**Short problem**
Every line below that mentions the word "untuk" should be copied out.

┄┄┄┄┄┄┄┄┄┄

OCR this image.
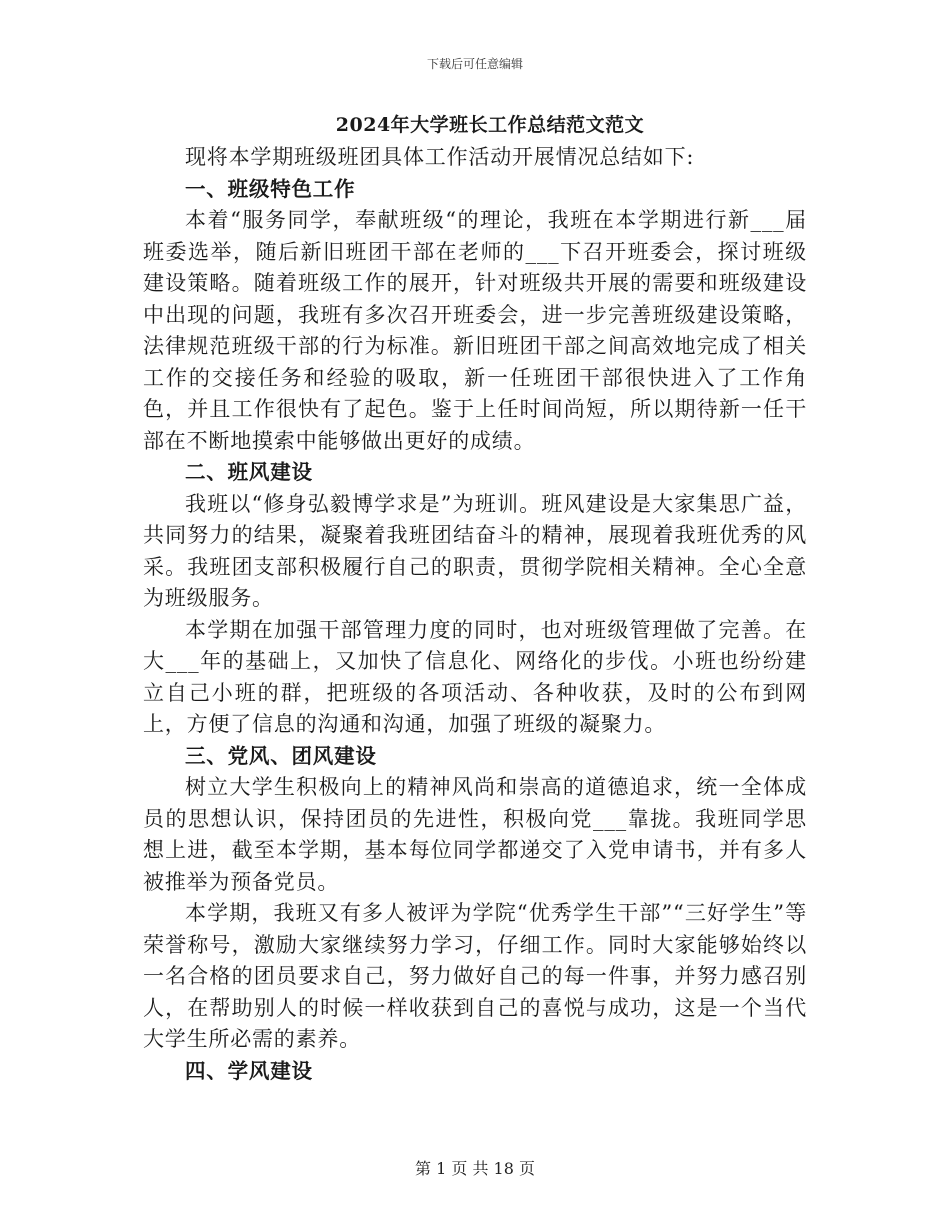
下载后可任意编辑
2024年大学班长工作总结范文范文

现将本学期班级班团具体工作活动开展情况总结如下:

一、班级特色工作

本着“服务同学，奉献班级“的理论，我班在本学期进行新___届班委选举，随后新旧班团干部在老师的___下召开班委会，探讨班级建设策略。随着班级工作的展开，针对班级共开展的需要和班级建设中出现的问题，我班有多次召开班委会，进一步完善班级建设策略，法律规范班级干部的行为标准。新旧班团干部之间高效地完成了相关工作的交接任务和经验的吸取，新一任班团干部很快进入了工作角色，并且工作很快有了起色。鉴于上任时间尚短，所以期待新一任干部在不断地摸索中能够做出更好的成绩。

二、班风建设

我班以“修身弘毅博学求是”为班训。班风建设是大家集思广益，共同努力的结果，凝聚着我班团结奋斗的精神，展现着我班优秀的风采。我班团支部积极履行自己的职责，贯彻学院相关精神。全心全意为班级服务。

本学期在加强干部管理力度的同时，也对班级管理做了完善。在大___年的基础上，又加快了信息化、网络化的步伐。小班也纷纷建立自己小班的群，把班级的各项活动、各种收获，及时的公布到网上，方便了信息的沟通和沟通，加强了班级的凝聚力。

三、党风、团风建设

树立大学生积极向上的精神风尚和崇高的道德追求，统一全体成员的思想认识，保持团员的先进性，积极向党___靠拢。我班同学思想上进，截至本学期，基本每位同学都递交了入党申请书，并有多人被推举为预备党员。

本学期，我班又有多人被评为学院“优秀学生干部”“三好学生”等荣誉称号，激励大家继续努力学习，仔细工作。同时大家能够始终以一名合格的团员要求自己，努力做好自己的每一件事，并努力感召别人，在帮助别人的时候一样收获到自己的喜悦与成功，这是一个当代大学生所必需的素养。

四、学风建设

第 1 页 共 18 页
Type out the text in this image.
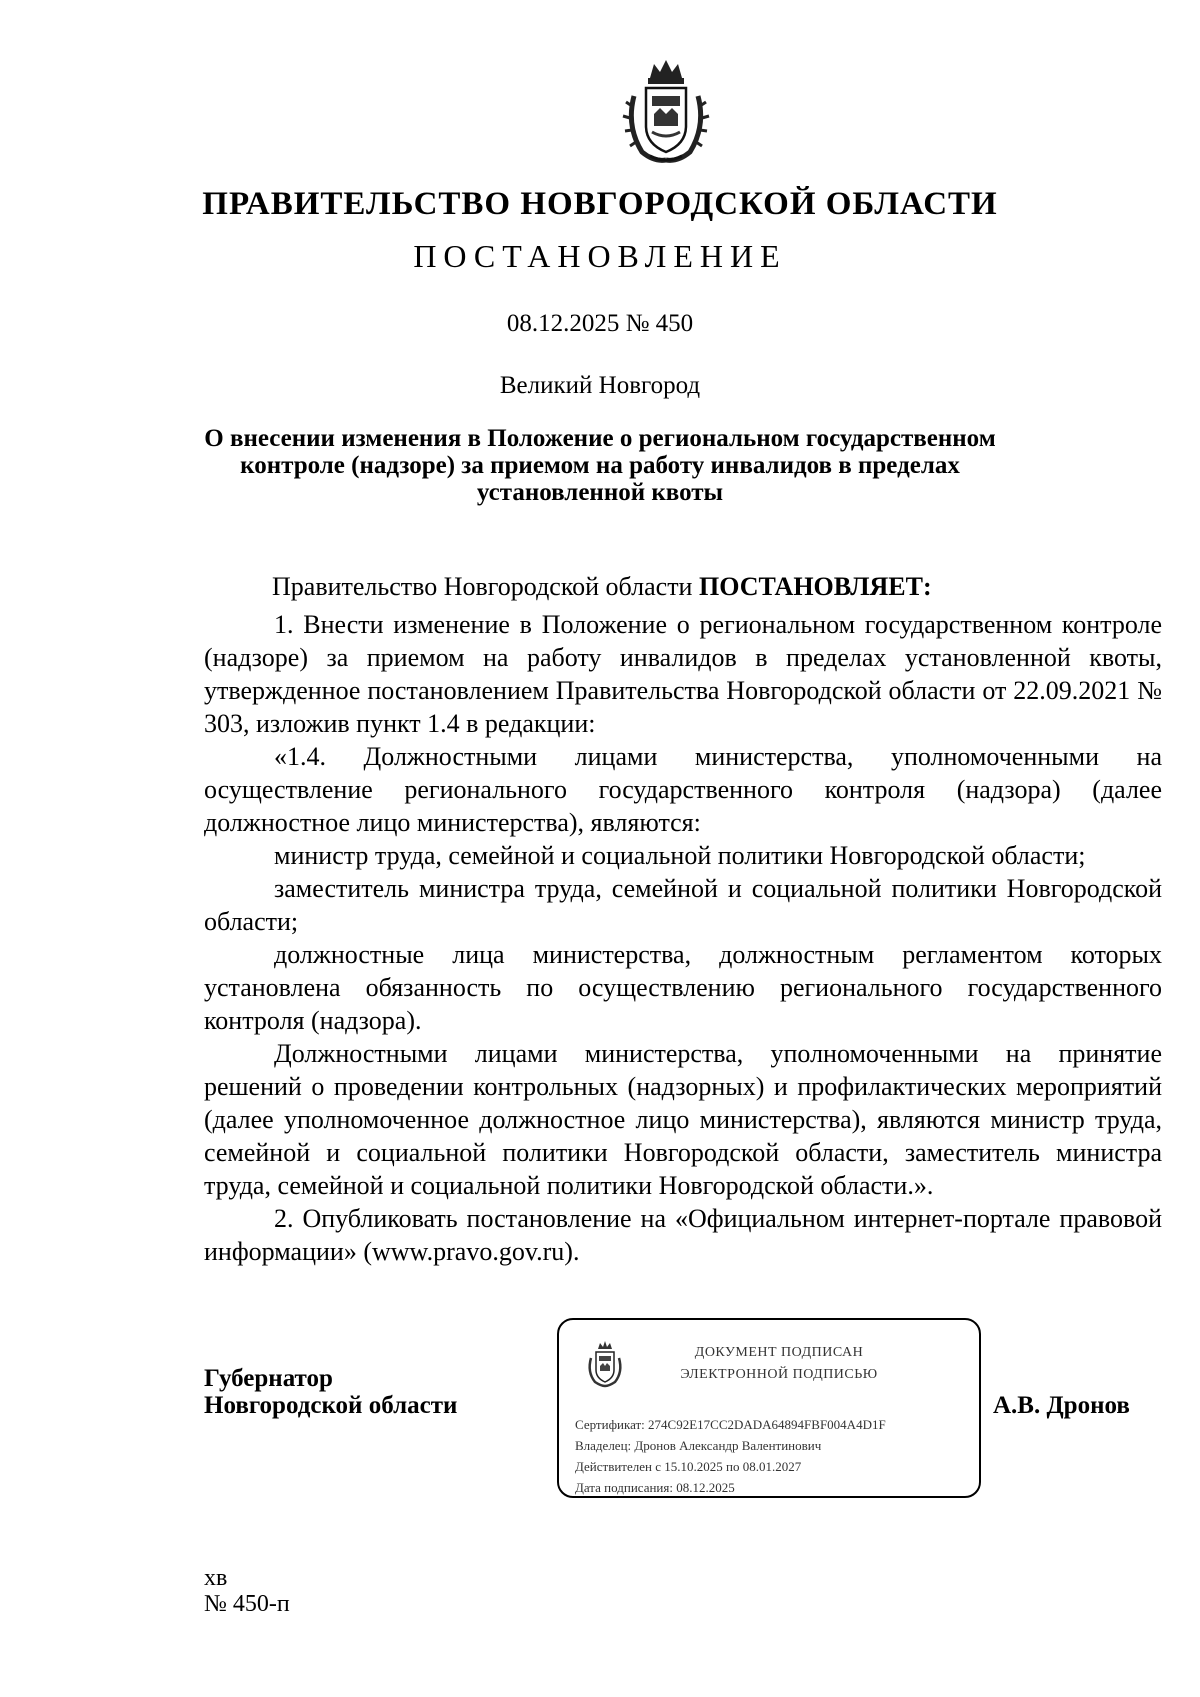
ПРАВИТЕЛЬСТВО НОВГОРОДСКОЙ ОБЛАСТИ
ПОСТАНОВЛЕНИЕ
08.12.2025 № 450
Великий Новгород
О внесении изменения в Положение о региональном государственном
контроле (надзоре) за приемом на работу инвалидов в пределах
установленной квоты

Правительство Новгородской области ПОСТАНОВЛЯЕТ:

1. Внести изменение в Положение о региональном государственном контроле (надзоре) за приемом на работу инвалидов в пределах установленной квоты, утвержденное постановлением Правительства Новгородской области от 22.09.2021 № 303, изложив пункт 1.4 в редакции:

«1.4. Должностными лицами министерства, уполномоченными на осуществление регионального государственного контроля (надзора) (далее должностное лицо министерства), являются:

министр труда, семейной и социальной политики Новгородской области;

заместитель министра труда, семейной и социальной политики Новгородской области;

должностные лица министерства, должностным регламентом которых установлена обязанность по осуществлению регионального государственного контроля (надзора).

Должностными лицами министерства, уполномоченными на принятие решений о проведении контрольных (надзорных) и профилактических мероприятий (далее уполномоченное должностное лицо министерства), являются министр труда, семейной и социальной политики Новгородской области, заместитель министра труда, семейной и социальной политики Новгородской области.».

2. Опубликовать постановление на «Официальном интернет-портале правовой информации» (www.pravo.gov.ru).

Губернатор
Новгородской области
ДОКУМЕНТ ПОДПИСАН
ЭЛЕКТРОННОЙ ПОДПИСЬЮ
Сертификат: 274C92E17CC2DADA64894FBF004A4D1F
Владелец: Дронов Александр Валентинович
Действителен с 15.10.2025 по 08.01.2027
Дата подписания: 08.12.2025
А.В. Дронов
хв
№ 450-п
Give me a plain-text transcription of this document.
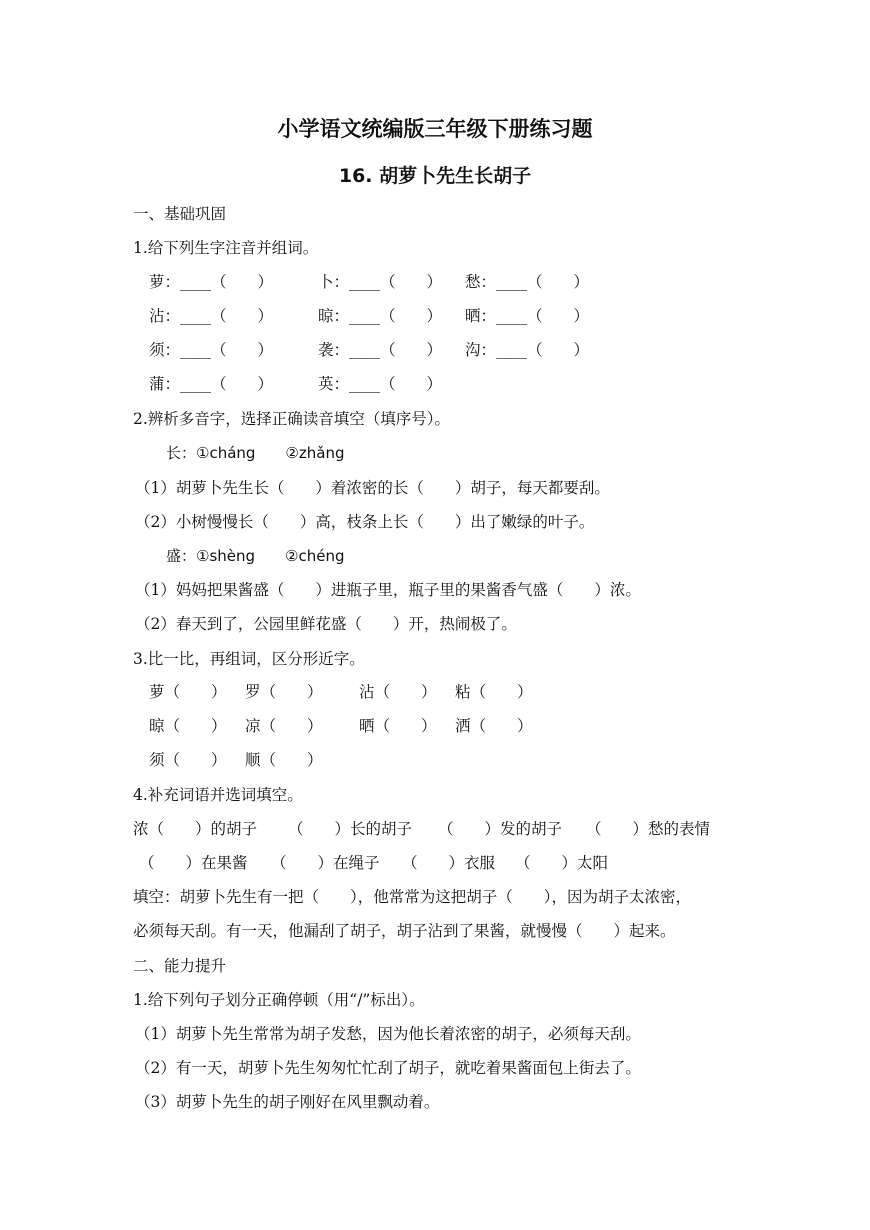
小学语文统编版三年级下册练习题
16. 胡萝卜先生长胡子
一、基础巩固
1.给下列生字注音并组词。
萝：____（　　）	卜：____（　　） 愁：____（　　）
沾：____（　　）	晾：____（　　） 晒：____（　　）
须：____（　　）	袭：____（　　） 沟：____（　　）
蒲：____（　　）	英：____（　　）
2.辨析多音字，选择正确读音填空（填序号）。
长：①cháng　　②zhǎng
（1）胡萝卜先生长（　　）着浓密的长（　　）胡子，每天都要刮。
（2）小树慢慢长（　　）高，枝条上长（　　）出了嫩绿的叶子。
盛：①shèng　　②chéng
（1）妈妈把果酱盛（　　）进瓶子里，瓶子里的果酱香气盛（　　）浓。
（2）春天到了，公园里鲜花盛（　　）开，热闹极了。
3.比一比，再组词，区分形近字。
萝（　　） 罗（　　） 沾（　　） 粘（　　）
晾（　　） 凉（　　） 晒（　　） 洒（　　）
须（　　） 顺（　　）
4.补充词语并选词填空。
浓（　　）的胡子 （　　）长的胡子 （　　）发的胡子 （　　）愁的表情
（　　）在果酱 （　　）在绳子 （　　）衣服 （　　）太阳
填空：胡萝卜先生有一把（　　），他常常为这把胡子（　　），因为胡子太浓密，
必须每天刮。有一天，他漏刮了胡子，胡子沾到了果酱，就慢慢（　　）起来。
二、能力提升
1.给下列句子划分正确停顿（用“/”标出）。
（1）胡萝卜先生常常为胡子发愁，因为他长着浓密的胡子，必须每天刮。
（2）有一天，胡萝卜先生匆匆忙忙刮了胡子，就吃着果酱面包上街去了。
（3）胡萝卜先生的胡子刚好在风里飘动着。
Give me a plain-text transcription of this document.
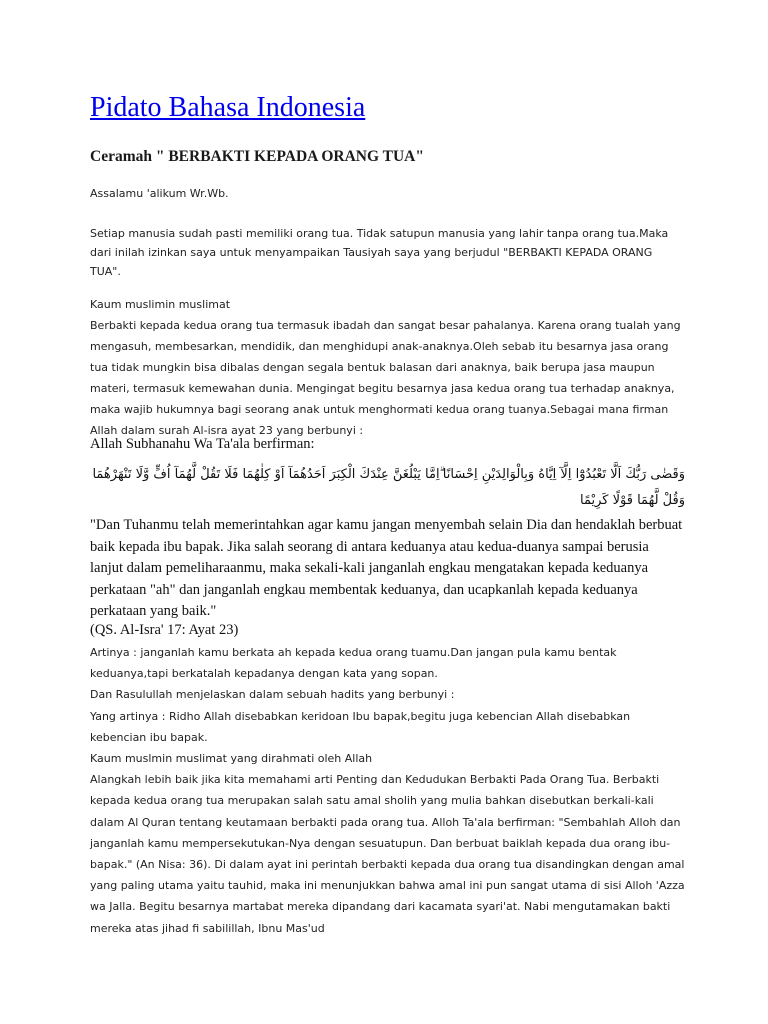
Pidato Bahasa Indonesia
Ceramah " BERBAKTI KEPADA ORANG TUA"

Assalamu 'alikum Wr.Wb.

Setiap manusia sudah pasti memiliki orang tua. Tidak satupun manusia yang lahir tanpa orang tua.Maka dari inilah izinkan saya untuk menyampaikan Tausiyah saya yang berjudul "BERBAKTI KEPADA ORANG TUA".

Kaum muslimin muslimat
Berbakti kepada kedua orang tua termasuk ibadah dan sangat besar pahalanya. Karena orang tualah yang mengasuh, membesarkan, mendidik, dan menghidupi anak-anaknya.Oleh sebab itu besarnya jasa orang tua tidak mungkin bisa dibalas dengan segala bentuk balasan dari anaknya, baik berupa jasa maupun materi, termasuk kemewahan dunia. Mengingat begitu besarnya jasa kedua orang tua terhadap anaknya, maka wajib hukumnya bagi seorang anak untuk menghormati kedua orang tuanya.Sebagai mana firman Allah dalam surah Al-isra ayat 23 yang berbunyi :

Allah Subhanahu Wa Ta'ala berfirman:

وَقَضٰى رَبُّكَ اَلَّا تَعْبُدُوْٓا اِلَّآ اِيَّاهُ وَبِالْوَالِدَيْنِ اِحْسَانًا ۗاِمَّا يَبْلُغَنَّ عِنْدَكَ الْكِبَرَ اَحَدُهُمَآ اَوْ كِلٰهُمَا فَلَا تَقُلْ لَّهُمَآ اُفٍّ وَّلَا تَنْهَرْهُمَا وَقُلْ لَّهُمَا قَوْلًا كَرِيْمًا

"Dan Tuhanmu telah memerintahkan agar kamu jangan menyembah selain Dia dan hendaklah berbuat baik kepada ibu bapak. Jika salah seorang di antara keduanya atau kedua-duanya sampai berusia lanjut dalam pemeliharaanmu, maka sekali-kali janganlah engkau mengatakan kepada keduanya perkataan "ah" dan janganlah engkau membentak keduanya, dan ucapkanlah kepada keduanya perkataan yang baik."

(QS. Al-Isra' 17: Ayat 23)

Artinya : janganlah kamu berkata ah kepada kedua orang tuamu.Dan jangan pula kamu bentak keduanya,tapi berkatalah kepadanya dengan kata yang sopan.
Dan Rasulullah menjelaskan dalam sebuah hadits yang berbunyi :
Yang artinya : Ridho Allah disebabkan keridoan Ibu bapak,begitu juga kebencian Allah disebabkan kebencian ibu bapak.
Kaum muslmin muslimat yang dirahmati oleh Allah
Alangkah lebih baik jika kita memahami arti Penting dan Kedudukan Berbakti Pada Orang Tua. Berbakti kepada kedua orang tua merupakan salah satu amal sholih yang mulia bahkan disebutkan berkali-kali dalam Al Quran tentang keutamaan berbakti pada orang tua. Alloh Ta'ala berfirman: "Sembahlah Alloh dan janganlah kamu mempersekutukan-Nya dengan sesuatupun. Dan berbuat baiklah kepada dua orang ibu-bapak." (An Nisa: 36). Di dalam ayat ini perintah berbakti kepada dua orang tua disandingkan dengan amal yang paling utama yaitu tauhid, maka ini menunjukkan bahwa amal ini pun sangat utama di sisi Alloh 'Azza wa Jalla. Begitu besarnya martabat mereka dipandang dari kacamata syari'at. Nabi mengutamakan bakti mereka atas jihad fi sabilillah, Ibnu Mas'ud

┄┄┄┄┄┄┄┄┄┄

**Problem solution**
Setiap manusia sudah pasti memiliki orang tua. Tidak satupun manusia yang lahir tanpa orang tua.Maka dari inilah izinkan saya untuk menyampaikan Tausiyah saya yang berjudul "BERBAKTI KEPADA ORANG TUA".
Berbakti kepada kedua orang tua termasuk ibadah dan sangat besar pahalanya. Karena orang tualah yang mengasuh, membesarkan, mendidik, dan menghidupi anak-anaknya.Oleh sebab itu besarnya jasa orang tua tidak mungkin bisa dibalas dengan segala bentuk balasan dari anaknya, baik berupa jasa maupun materi, termasuk kemewahan dunia. Mengingat begitu besarnya jasa kedua orang tua terhadap anaknya, maka wajib hukumnya bagi seorang anak untuk menghormati kedua orang tuanya.Sebagai mana firman Allah dalam surah Al-isra ayat 23 yang berbunyi :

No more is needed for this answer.